→ **Goal**: Exactly as written, print each record in the listing.

→ **Given data**:
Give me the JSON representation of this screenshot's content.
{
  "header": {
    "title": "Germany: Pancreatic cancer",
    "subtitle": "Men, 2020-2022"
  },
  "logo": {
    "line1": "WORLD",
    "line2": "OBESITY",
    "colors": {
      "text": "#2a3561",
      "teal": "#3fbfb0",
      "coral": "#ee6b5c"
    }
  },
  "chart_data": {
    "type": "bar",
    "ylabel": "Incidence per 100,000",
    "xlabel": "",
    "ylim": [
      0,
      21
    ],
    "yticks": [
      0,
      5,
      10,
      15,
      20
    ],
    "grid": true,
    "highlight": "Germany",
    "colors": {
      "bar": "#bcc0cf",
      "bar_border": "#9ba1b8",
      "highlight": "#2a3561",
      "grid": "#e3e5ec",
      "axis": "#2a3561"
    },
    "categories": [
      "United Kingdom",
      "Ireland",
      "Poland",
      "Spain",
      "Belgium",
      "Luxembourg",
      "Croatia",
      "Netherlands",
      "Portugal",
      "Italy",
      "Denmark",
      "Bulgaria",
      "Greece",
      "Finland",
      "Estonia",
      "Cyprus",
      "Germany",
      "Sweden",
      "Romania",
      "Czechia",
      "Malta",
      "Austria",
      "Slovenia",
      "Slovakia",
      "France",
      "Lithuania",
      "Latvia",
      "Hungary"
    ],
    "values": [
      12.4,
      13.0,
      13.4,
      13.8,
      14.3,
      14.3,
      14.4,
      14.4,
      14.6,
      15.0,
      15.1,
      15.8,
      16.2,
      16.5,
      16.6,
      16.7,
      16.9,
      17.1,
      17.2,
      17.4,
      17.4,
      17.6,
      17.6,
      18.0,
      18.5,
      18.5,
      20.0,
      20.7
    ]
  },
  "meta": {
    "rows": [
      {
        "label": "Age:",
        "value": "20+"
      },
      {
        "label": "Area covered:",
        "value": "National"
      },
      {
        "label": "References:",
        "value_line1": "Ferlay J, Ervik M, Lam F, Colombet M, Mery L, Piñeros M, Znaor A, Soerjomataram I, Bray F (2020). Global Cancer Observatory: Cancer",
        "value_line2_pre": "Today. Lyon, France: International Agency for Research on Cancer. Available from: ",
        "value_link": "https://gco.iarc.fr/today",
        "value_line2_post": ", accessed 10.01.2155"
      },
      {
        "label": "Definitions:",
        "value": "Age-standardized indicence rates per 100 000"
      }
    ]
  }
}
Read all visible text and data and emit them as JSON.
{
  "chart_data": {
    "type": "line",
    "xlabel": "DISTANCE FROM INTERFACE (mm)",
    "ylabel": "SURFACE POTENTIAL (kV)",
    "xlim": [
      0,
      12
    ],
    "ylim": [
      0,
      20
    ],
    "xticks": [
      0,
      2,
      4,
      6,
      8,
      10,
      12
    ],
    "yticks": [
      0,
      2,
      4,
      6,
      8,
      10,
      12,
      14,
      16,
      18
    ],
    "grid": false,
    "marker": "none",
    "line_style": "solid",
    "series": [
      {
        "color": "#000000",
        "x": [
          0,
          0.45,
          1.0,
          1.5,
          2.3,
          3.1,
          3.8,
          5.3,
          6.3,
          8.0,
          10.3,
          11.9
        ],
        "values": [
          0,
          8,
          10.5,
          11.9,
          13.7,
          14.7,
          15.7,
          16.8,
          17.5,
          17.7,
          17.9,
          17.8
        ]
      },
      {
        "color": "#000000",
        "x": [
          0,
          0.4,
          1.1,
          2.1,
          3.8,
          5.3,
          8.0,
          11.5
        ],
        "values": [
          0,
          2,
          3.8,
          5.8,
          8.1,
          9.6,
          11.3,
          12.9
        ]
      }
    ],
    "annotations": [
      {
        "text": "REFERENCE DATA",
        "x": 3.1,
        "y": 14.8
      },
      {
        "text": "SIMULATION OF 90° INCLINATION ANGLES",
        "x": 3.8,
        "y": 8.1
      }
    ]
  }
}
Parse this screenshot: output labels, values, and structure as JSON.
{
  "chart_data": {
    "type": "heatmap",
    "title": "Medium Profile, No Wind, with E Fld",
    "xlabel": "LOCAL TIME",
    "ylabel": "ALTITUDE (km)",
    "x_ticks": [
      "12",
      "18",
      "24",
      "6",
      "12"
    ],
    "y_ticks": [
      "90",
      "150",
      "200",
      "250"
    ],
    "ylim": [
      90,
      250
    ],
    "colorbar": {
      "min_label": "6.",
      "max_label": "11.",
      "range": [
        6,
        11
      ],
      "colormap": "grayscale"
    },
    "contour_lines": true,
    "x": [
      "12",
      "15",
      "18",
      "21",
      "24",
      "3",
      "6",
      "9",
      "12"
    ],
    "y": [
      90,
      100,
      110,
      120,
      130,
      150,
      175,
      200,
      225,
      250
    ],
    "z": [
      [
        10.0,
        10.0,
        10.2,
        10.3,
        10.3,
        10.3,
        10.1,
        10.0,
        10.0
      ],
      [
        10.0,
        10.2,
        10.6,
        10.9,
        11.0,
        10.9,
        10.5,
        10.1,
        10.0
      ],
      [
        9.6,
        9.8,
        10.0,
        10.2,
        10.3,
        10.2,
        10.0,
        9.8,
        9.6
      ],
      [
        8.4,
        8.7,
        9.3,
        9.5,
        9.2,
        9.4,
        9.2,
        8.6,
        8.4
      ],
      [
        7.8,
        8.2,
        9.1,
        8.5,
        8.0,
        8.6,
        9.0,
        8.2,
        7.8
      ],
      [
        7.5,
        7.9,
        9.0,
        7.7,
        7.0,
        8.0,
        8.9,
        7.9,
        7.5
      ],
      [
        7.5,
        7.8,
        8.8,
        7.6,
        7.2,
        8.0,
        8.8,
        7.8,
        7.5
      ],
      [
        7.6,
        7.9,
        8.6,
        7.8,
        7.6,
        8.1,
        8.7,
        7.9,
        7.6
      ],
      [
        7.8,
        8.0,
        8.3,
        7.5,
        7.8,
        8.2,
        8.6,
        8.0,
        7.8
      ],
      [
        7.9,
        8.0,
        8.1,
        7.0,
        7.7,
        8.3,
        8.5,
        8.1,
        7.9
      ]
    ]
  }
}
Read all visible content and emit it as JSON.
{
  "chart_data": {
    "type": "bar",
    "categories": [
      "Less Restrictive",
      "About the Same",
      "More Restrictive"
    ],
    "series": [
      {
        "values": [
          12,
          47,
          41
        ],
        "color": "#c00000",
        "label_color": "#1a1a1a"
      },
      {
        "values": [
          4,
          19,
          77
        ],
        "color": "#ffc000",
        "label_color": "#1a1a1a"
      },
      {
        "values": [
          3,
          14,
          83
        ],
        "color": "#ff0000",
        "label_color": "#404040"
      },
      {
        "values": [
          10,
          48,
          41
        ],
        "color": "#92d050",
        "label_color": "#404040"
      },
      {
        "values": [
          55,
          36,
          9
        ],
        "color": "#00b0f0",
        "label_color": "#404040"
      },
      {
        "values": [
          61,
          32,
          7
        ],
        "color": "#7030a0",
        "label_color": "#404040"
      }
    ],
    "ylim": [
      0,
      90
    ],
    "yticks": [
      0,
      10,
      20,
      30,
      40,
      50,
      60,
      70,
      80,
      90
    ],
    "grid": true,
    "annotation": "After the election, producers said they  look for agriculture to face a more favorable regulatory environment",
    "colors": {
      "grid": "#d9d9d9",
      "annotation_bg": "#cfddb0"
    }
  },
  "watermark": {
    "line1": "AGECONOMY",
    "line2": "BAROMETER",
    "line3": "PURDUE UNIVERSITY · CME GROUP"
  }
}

→ **Exercise result**:
Give me the JSON representation of this screenshot's content.
{
  "header": {
    "title": "Germany: Pancreatic cancer",
    "subtitle": "Men, 2020-2022"
  },
  "logo": {
    "line1": "WORLD",
    "line2": "OBESITY",
    "colors": {
      "text": "#2a3561",
      "teal": "#3fbfb0",
      "coral": "#ee6b5c"
    }
  },
  "chart_data": {
    "type": "bar",
    "ylabel": "Incidence per 100,000",
    "xlabel": "",
    "ylim": [
      0,
      21
    ],
    "yticks": [
      0,
      5,
      10,
      15,
      20
    ],
    "grid": true,
    "highlight": "Germany",
    "colors": {
      "bar": "#bcc0cf",
      "bar_border": "#9ba1b8",
      "highlight": "#2a3561",
      "grid": "#e3e5ec",
      "axis": "#2a3561"
    },
    "categories": [
      "United Kingdom",
      "Ireland",
      "Poland",
      "Spain",
      "Belgium",
      "Luxembourg",
      "Croatia",
      "Netherlands",
      "Portugal",
      "Italy",
      "Denmark",
      "Bulgaria",
      "Greece",
      "Finland",
      "Estonia",
      "Cyprus",
      "Germany",
      "Sweden",
      "Romania",
      "Czechia",
      "Malta",
      "Austria",
      "Slovenia",
      "Slovakia",
      "France",
      "Lithuania",
      "Latvia",
      "Hungary"
    ],
    "values": [
      12.4,
      13.0,
      13.4,
      13.8,
      14.3,
      14.3,
      14.4,
      14.4,
      14.6,
      15.0,
      15.1,
      15.8,
      16.2,
      16.5,
      16.6,
      16.7,
      16.9,
      17.1,
      17.2,
      17.4,
      17.4,
      17.6,
      17.6,
      18.0,
      18.5,
      18.5,
      20.0,
      20.7
    ]
  },
  "meta": {
    "rows": [
      {
        "label": "Age:",
        "value": "20+"
      },
      {
        "label": "Area covered:",
        "value": "National"
      },
      {
        "label": "References:",
        "value_line1": "Ferlay J, Ervik M, Lam F, Colombet M, Mery L, Piñeros M, Znaor A, Soerjomataram I, Bray F (2020). Global Cancer Observatory: Cancer",
        "value_line2_pre": "Today. Lyon, France: International Agency for Research on Cancer. Available from: ",
        "value_link": "https://gco.iarc.fr/today",
        "value_line2_post": ", accessed 10.01.2155"
      },
      {
        "label": "Definitions:",
        "value": "Age-standardized indicence rates per 100 000"
      }
    ]
  }
}
Read all visible text and data and emit them as JSON.
{
  "chart_data": {
    "type": "line",
    "xlabel": "DISTANCE FROM INTERFACE (mm)",
    "ylabel": "SURFACE POTENTIAL (kV)",
    "xlim": [
      0,
      12
    ],
    "ylim": [
      0,
      20
    ],
    "xticks": [
      0,
      2,
      4,
      6,
      8,
      10,
      12
    ],
    "yticks": [
      0,
      2,
      4,
      6,
      8,
      10,
      12,
      14,
      16,
      18
    ],
    "grid": false,
    "marker": "none",
    "line_style": "solid",
    "series": [
      {
        "color": "#000000",
        "x": [
          0,
          0.45,
          1.0,
          1.5,
          2.3,
          3.1,
          3.8,
          5.3,
          6.3,
          8.0,
          10.3,
          11.9
        ],
        "values": [
          0,
          8,
          10.5,
          11.9,
          13.7,
          14.7,
          15.7,
          16.8,
          17.5,
          17.7,
          17.9,
          17.8
        ]
      },
      {
        "color": "#000000",
        "x": [
          0,
          0.4,
          1.1,
          2.1,
          3.8,
          5.3,
          8.0,
          11.5
        ],
        "values": [
          0,
          2,
          3.8,
          5.8,
          8.1,
          9.6,
          11.3,
          12.9
        ]
      }
    ],
    "annotations": [
      {
        "text": "REFERENCE DATA",
        "x": 3.1,
        "y": 14.8
      },
      {
        "text": "SIMULATION OF 90° INCLINATION ANGLES",
        "x": 3.8,
        "y": 8.1
      }
    ]
  }
}
Parse this screenshot: output labels, values, and structure as JSON.
{
  "chart_data": {
    "type": "heatmap",
    "title": "Medium Profile, No Wind, with E Fld",
    "xlabel": "LOCAL TIME",
    "ylabel": "ALTITUDE (km)",
    "x_ticks": [
      "12",
      "18",
      "24",
      "6",
      "12"
    ],
    "y_ticks": [
      "90",
      "150",
      "200",
      "250"
    ],
    "ylim": [
      90,
      250
    ],
    "colorbar": {
      "min_label": "6.",
      "max_label": "11.",
      "range": [
        6,
        11
      ],
      "colormap": "grayscale"
    },
    "contour_lines": true,
    "x": [
      "12",
      "15",
      "18",
      "21",
      "24",
      "3",
      "6",
      "9",
      "12"
    ],
    "y": [
      90,
      100,
      110,
      120,
      130,
      150,
      175,
      200,
      225,
      250
    ],
    "z": [
      [
        10.0,
        10.0,
        10.2,
        10.3,
        10.3,
        10.3,
        10.1,
        10.0,
        10.0
      ],
      [
        10.0,
        10.2,
        10.6,
        10.9,
        11.0,
        10.9,
        10.5,
        10.1,
        10.0
      ],
      [
        9.6,
        9.8,
        10.0,
        10.2,
        10.3,
        10.2,
        10.0,
        9.8,
        9.6
      ],
      [
        8.4,
        8.7,
        9.3,
        9.5,
        9.2,
        9.4,
        9.2,
        8.6,
        8.4
      ],
      [
        7.8,
        8.2,
        9.1,
        8.5,
        8.0,
        8.6,
        9.0,
        8.2,
        7.8
      ],
      [
        7.5,
        7.9,
        9.0,
        7.7,
        7.0,
        8.0,
        8.9,
        7.9,
        7.5
      ],
      [
        7.5,
        7.8,
        8.8,
        7.6,
        7.2,
        8.0,
        8.8,
        7.8,
        7.5
      ],
      [
        7.6,
        7.9,
        8.6,
        7.8,
        7.6,
        8.1,
        8.7,
        7.9,
        7.6
      ],
      [
        7.8,
        8.0,
        8.3,
        7.5,
        7.8,
        8.2,
        8.6,
        8.0,
        7.8
      ],
      [
        7.9,
        8.0,
        8.1,
        7.0,
        7.7,
        8.3,
        8.5,
        8.1,
        7.9
      ]
    ]
  }
}
Read all visible content and emit it as JSON.
{
  "chart_data": {
    "type": "bar",
    "categories": [
      "Less Restrictive",
      "About the Same",
      "More Restrictive"
    ],
    "series": [
      {
        "values": [
          12,
          47,
          41
        ],
        "color": "#c00000",
        "label_color": "#1a1a1a"
      },
      {
        "values": [
          4,
          19,
          77
        ],
        "color": "#ffc000",
        "label_color": "#1a1a1a"
      },
      {
        "values": [
          3,
          14,
          83
        ],
        "color": "#ff0000",
        "label_color": "#404040"
      },
      {
        "values": [
          10,
          48,
          41
        ],
        "color": "#92d050",
        "label_color": "#404040"
      },
      {
        "values": [
          55,
          36,
          9
        ],
        "color": "#00b0f0",
        "label_color": "#404040"
      },
      {
        "values": [
          61,
          32,
          7
        ],
        "color": "#7030a0",
        "label_color": "#404040"
      }
    ],
    "ylim": [
      0,
      90
    ],
    "yticks": [
      0,
      10,
      20,
      30,
      40,
      50,
      60,
      70,
      80,
      90
    ],
    "grid": true,
    "annotation": "After the election, producers said they  look for agriculture to face a more favorable regulatory environment",
    "colors": {
      "grid": "#d9d9d9",
      "annotation_bg": "#cfddb0"
    }
  },
  "watermark": {
    "line1": "AGECONOMY",
    "line2": "BAROMETER",
    "line3": "PURDUE UNIVERSITY · CME GROUP"
  }
}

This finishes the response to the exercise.